**Given information:**
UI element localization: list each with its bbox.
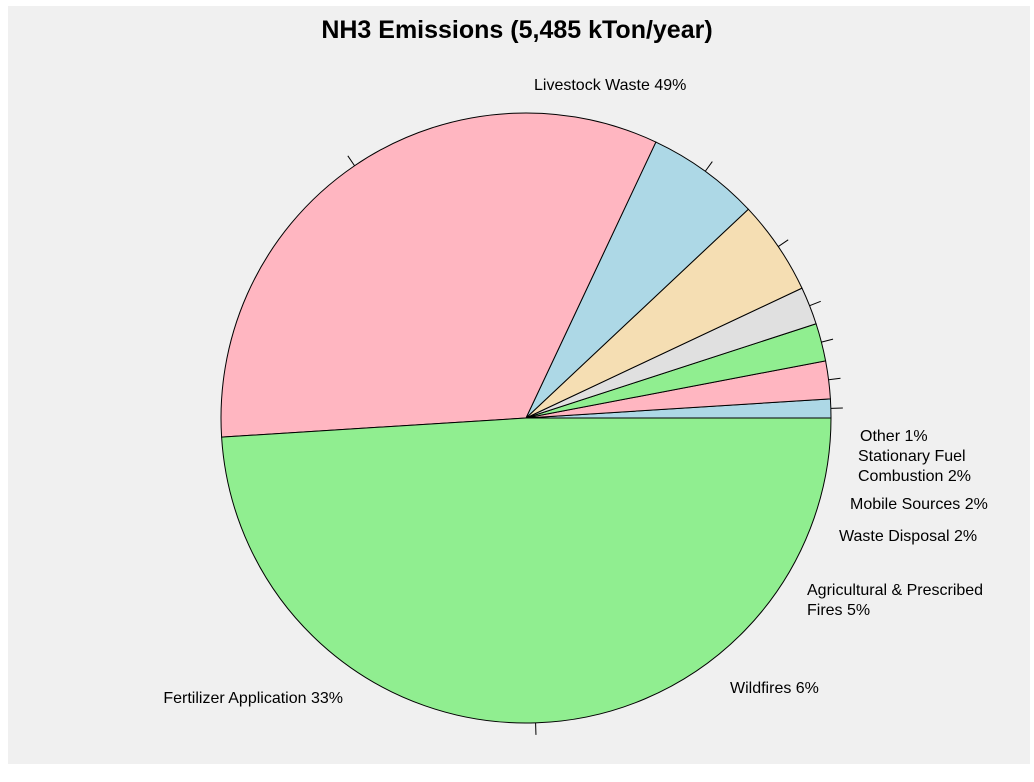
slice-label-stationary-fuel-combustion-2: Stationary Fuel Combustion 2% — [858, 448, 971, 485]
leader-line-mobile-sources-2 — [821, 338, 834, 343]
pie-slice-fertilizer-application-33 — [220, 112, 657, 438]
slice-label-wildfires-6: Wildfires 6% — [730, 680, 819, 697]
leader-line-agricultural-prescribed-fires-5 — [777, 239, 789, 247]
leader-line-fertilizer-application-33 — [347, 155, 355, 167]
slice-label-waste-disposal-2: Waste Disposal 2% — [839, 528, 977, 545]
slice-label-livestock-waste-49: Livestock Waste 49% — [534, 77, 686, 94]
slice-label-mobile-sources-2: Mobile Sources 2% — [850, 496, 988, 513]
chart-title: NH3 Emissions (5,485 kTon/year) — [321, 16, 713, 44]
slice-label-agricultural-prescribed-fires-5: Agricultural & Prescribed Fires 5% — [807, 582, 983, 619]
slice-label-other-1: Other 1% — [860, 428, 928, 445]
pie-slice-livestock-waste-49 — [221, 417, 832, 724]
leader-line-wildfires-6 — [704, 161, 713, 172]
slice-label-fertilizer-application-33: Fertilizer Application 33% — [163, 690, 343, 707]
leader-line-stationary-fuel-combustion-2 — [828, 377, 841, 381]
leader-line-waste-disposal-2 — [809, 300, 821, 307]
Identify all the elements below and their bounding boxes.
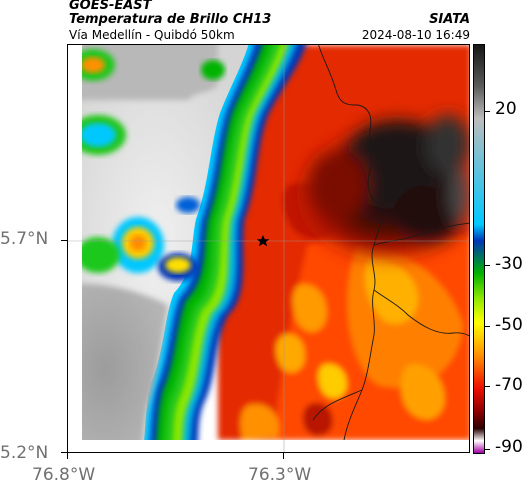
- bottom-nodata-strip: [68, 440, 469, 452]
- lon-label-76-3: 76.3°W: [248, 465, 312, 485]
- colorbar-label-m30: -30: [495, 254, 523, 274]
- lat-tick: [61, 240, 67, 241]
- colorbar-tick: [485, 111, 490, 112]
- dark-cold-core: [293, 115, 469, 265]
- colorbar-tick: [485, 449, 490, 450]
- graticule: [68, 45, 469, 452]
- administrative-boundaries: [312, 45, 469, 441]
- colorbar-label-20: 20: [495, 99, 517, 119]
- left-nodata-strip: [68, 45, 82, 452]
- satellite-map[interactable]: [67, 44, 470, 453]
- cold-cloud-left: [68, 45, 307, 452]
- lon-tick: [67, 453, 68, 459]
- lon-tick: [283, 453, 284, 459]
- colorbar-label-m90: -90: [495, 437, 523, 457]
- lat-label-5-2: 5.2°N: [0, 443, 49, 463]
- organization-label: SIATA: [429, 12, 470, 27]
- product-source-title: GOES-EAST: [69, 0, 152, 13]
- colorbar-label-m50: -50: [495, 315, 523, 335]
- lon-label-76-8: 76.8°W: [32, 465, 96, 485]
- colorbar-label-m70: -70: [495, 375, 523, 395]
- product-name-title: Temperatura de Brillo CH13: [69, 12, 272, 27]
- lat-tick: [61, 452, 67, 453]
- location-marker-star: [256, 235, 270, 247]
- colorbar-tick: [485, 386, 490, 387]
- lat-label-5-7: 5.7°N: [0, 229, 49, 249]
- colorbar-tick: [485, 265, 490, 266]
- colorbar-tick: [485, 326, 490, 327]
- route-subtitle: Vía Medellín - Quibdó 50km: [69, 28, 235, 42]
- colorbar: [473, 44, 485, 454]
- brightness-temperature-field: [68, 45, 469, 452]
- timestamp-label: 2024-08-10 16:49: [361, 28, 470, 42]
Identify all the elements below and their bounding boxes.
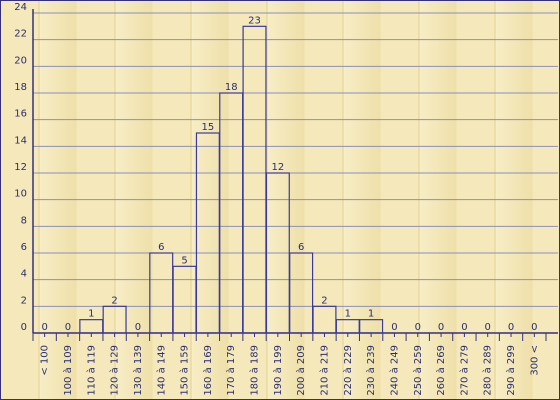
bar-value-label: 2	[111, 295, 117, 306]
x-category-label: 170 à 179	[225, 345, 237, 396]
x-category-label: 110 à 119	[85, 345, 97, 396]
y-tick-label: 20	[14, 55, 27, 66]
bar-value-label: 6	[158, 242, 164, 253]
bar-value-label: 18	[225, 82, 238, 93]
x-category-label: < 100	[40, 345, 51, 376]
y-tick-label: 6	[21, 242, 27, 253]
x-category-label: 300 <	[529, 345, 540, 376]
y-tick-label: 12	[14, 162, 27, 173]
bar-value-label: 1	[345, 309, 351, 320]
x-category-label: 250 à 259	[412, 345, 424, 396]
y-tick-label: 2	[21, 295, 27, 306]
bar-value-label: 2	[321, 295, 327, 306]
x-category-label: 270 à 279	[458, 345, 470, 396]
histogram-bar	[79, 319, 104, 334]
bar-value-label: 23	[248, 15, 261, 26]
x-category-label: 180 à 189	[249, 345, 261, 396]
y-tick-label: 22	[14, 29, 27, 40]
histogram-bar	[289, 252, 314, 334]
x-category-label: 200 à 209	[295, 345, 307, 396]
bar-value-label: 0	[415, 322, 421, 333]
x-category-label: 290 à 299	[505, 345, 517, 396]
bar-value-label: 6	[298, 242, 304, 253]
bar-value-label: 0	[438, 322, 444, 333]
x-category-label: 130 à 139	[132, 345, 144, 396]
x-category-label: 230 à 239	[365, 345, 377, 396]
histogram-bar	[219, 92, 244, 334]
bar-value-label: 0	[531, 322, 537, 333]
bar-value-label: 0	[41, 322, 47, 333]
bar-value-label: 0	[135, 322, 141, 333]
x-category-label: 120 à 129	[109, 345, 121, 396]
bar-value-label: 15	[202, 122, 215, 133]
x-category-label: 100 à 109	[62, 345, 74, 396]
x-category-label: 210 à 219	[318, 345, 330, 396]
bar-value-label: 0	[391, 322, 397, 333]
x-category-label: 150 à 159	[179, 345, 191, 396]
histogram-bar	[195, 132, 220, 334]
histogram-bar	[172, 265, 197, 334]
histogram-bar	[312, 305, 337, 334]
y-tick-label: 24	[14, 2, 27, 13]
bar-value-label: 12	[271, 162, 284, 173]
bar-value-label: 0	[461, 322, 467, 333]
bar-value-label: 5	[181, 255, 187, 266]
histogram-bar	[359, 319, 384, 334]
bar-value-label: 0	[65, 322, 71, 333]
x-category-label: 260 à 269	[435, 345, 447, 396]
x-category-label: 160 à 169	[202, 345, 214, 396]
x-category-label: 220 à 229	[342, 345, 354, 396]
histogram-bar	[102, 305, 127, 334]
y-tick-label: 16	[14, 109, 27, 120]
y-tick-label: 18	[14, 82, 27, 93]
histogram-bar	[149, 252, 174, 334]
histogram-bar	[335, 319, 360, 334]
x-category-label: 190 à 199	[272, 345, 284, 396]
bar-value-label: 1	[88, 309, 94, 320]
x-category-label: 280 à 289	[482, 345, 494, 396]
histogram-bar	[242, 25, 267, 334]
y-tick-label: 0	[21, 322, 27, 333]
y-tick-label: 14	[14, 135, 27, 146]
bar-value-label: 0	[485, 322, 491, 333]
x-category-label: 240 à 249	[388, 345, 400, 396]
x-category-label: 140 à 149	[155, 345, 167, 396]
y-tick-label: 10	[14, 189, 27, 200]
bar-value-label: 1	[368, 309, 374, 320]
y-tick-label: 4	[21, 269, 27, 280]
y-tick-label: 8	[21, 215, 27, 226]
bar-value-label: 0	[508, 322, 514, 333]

**To be done:** Copy all of the entries above verbatim, omitting the picture placeholders.

**Task output:**
UI element localization: list each with its bbox.
slice-label-stationary-fuel-combustion-2: Stationary Fuel Combustion 2% — [858, 448, 971, 485]
leader-line-mobile-sources-2 — [821, 338, 834, 343]
pie-slice-fertilizer-application-33 — [220, 112, 657, 438]
slice-label-wildfires-6: Wildfires 6% — [730, 680, 819, 697]
leader-line-agricultural-prescribed-fires-5 — [777, 239, 789, 247]
leader-line-fertilizer-application-33 — [347, 155, 355, 167]
slice-label-waste-disposal-2: Waste Disposal 2% — [839, 528, 977, 545]
slice-label-livestock-waste-49: Livestock Waste 49% — [534, 77, 686, 94]
slice-label-mobile-sources-2: Mobile Sources 2% — [850, 496, 988, 513]
chart-title: NH3 Emissions (5,485 kTon/year) — [321, 16, 713, 44]
slice-label-agricultural-prescribed-fires-5: Agricultural & Prescribed Fires 5% — [807, 582, 983, 619]
slice-label-other-1: Other 1% — [860, 428, 928, 445]
pie-slice-livestock-waste-49 — [221, 417, 832, 724]
leader-line-wildfires-6 — [704, 161, 713, 172]
slice-label-fertilizer-application-33: Fertilizer Application 33% — [163, 690, 343, 707]
leader-line-stationary-fuel-combustion-2 — [828, 377, 841, 381]
leader-line-waste-disposal-2 — [809, 300, 821, 307]
Identify all the elements below and their bounding boxes.
- bottom-nodata-strip: [68, 440, 469, 452]
- lon-label-76-3: 76.3°W: [248, 465, 312, 485]
- colorbar-label-m30: -30: [495, 254, 523, 274]
- lat-tick: [61, 240, 67, 241]
- colorbar-tick: [485, 111, 490, 112]
- dark-cold-core: [293, 115, 469, 265]
- colorbar-tick: [485, 449, 490, 450]
- graticule: [68, 45, 469, 452]
- administrative-boundaries: [312, 45, 469, 441]
- colorbar-label-20: 20: [495, 99, 517, 119]
- left-nodata-strip: [68, 45, 82, 452]
- satellite-map[interactable]: [67, 44, 470, 453]
- cold-cloud-left: [68, 45, 307, 452]
- lon-tick: [67, 453, 68, 459]
- lon-tick: [283, 453, 284, 459]
- colorbar-label-m90: -90: [495, 437, 523, 457]
- lat-label-5-2: 5.2°N: [0, 443, 49, 463]
- organization-label: SIATA: [429, 12, 470, 27]
- product-source-title: GOES-EAST: [69, 0, 152, 13]
- colorbar-label-m50: -50: [495, 315, 523, 335]
- lon-label-76-8: 76.8°W: [32, 465, 96, 485]
- colorbar-label-m70: -70: [495, 375, 523, 395]
- product-name-title: Temperatura de Brillo CH13: [69, 12, 272, 27]
- lat-tick: [61, 452, 67, 453]
- location-marker-star: [256, 235, 270, 247]
- colorbar-tick: [485, 386, 490, 387]
- lat-label-5-7: 5.7°N: [0, 229, 49, 249]
- colorbar-tick: [485, 265, 490, 266]
- colorbar-tick: [485, 326, 490, 327]
- route-subtitle: Vía Medellín - Quibdó 50km: [69, 28, 235, 42]
- colorbar: [473, 44, 485, 454]
- brightness-temperature-field: [68, 45, 469, 452]
- timestamp-label: 2024-08-10 16:49: [361, 28, 470, 42]
Identify all the elements below and their bounding boxes.
bar-value-label: 2	[111, 295, 117, 306]
x-category-label: 170 à 179	[225, 345, 237, 396]
x-category-label: 110 à 119	[85, 345, 97, 396]
y-tick-label: 20	[14, 55, 27, 66]
bar-value-label: 6	[158, 242, 164, 253]
bar-value-label: 18	[225, 82, 238, 93]
x-category-label: < 100	[40, 345, 51, 376]
y-tick-label: 6	[21, 242, 27, 253]
x-category-label: 300 <	[529, 345, 540, 376]
y-tick-label: 12	[14, 162, 27, 173]
bar-value-label: 1	[345, 309, 351, 320]
x-category-label: 250 à 259	[412, 345, 424, 396]
y-tick-label: 2	[21, 295, 27, 306]
bar-value-label: 2	[321, 295, 327, 306]
x-category-label: 270 à 279	[458, 345, 470, 396]
histogram-bar	[79, 319, 104, 334]
bar-value-label: 23	[248, 15, 261, 26]
x-category-label: 180 à 189	[249, 345, 261, 396]
y-tick-label: 22	[14, 29, 27, 40]
histogram-bar	[289, 252, 314, 334]
x-category-label: 200 à 209	[295, 345, 307, 396]
bar-value-label: 0	[415, 322, 421, 333]
x-category-label: 290 à 299	[505, 345, 517, 396]
bar-value-label: 6	[298, 242, 304, 253]
bar-value-label: 0	[438, 322, 444, 333]
x-category-label: 130 à 139	[132, 345, 144, 396]
x-category-label: 230 à 239	[365, 345, 377, 396]
histogram-bar	[219, 92, 244, 334]
bar-value-label: 0	[531, 322, 537, 333]
bar-value-label: 0	[41, 322, 47, 333]
bar-value-label: 0	[135, 322, 141, 333]
x-category-label: 120 à 129	[109, 345, 121, 396]
bar-value-label: 15	[202, 122, 215, 133]
x-category-label: 100 à 109	[62, 345, 74, 396]
x-category-label: 210 à 219	[318, 345, 330, 396]
bar-value-label: 0	[391, 322, 397, 333]
x-category-label: 150 à 159	[179, 345, 191, 396]
histogram-bar	[195, 132, 220, 334]
histogram-bar	[172, 265, 197, 334]
histogram-bar	[312, 305, 337, 334]
y-tick-label: 24	[14, 2, 27, 13]
bar-value-label: 12	[271, 162, 284, 173]
bar-value-label: 0	[461, 322, 467, 333]
bar-value-label: 5	[181, 255, 187, 266]
histogram-bar	[359, 319, 384, 334]
bar-value-label: 0	[65, 322, 71, 333]
x-category-label: 260 à 269	[435, 345, 447, 396]
x-category-label: 160 à 169	[202, 345, 214, 396]
x-category-label: 220 à 229	[342, 345, 354, 396]
histogram-bar	[102, 305, 127, 334]
y-tick-label: 16	[14, 109, 27, 120]
y-tick-label: 18	[14, 82, 27, 93]
histogram-bar	[149, 252, 174, 334]
histogram-bar	[335, 319, 360, 334]
x-category-label: 190 à 199	[272, 345, 284, 396]
bar-value-label: 1	[88, 309, 94, 320]
x-category-label: 280 à 289	[482, 345, 494, 396]
histogram-bar	[242, 25, 267, 334]
y-tick-label: 0	[21, 322, 27, 333]
y-tick-label: 14	[14, 135, 27, 146]
bar-value-label: 0	[485, 322, 491, 333]
x-category-label: 240 à 249	[388, 345, 400, 396]
x-category-label: 140 à 149	[155, 345, 167, 396]
y-tick-label: 10	[14, 189, 27, 200]
bar-value-label: 1	[368, 309, 374, 320]
y-tick-label: 4	[21, 269, 27, 280]
y-tick-label: 8	[21, 215, 27, 226]
bar-value-label: 0	[508, 322, 514, 333]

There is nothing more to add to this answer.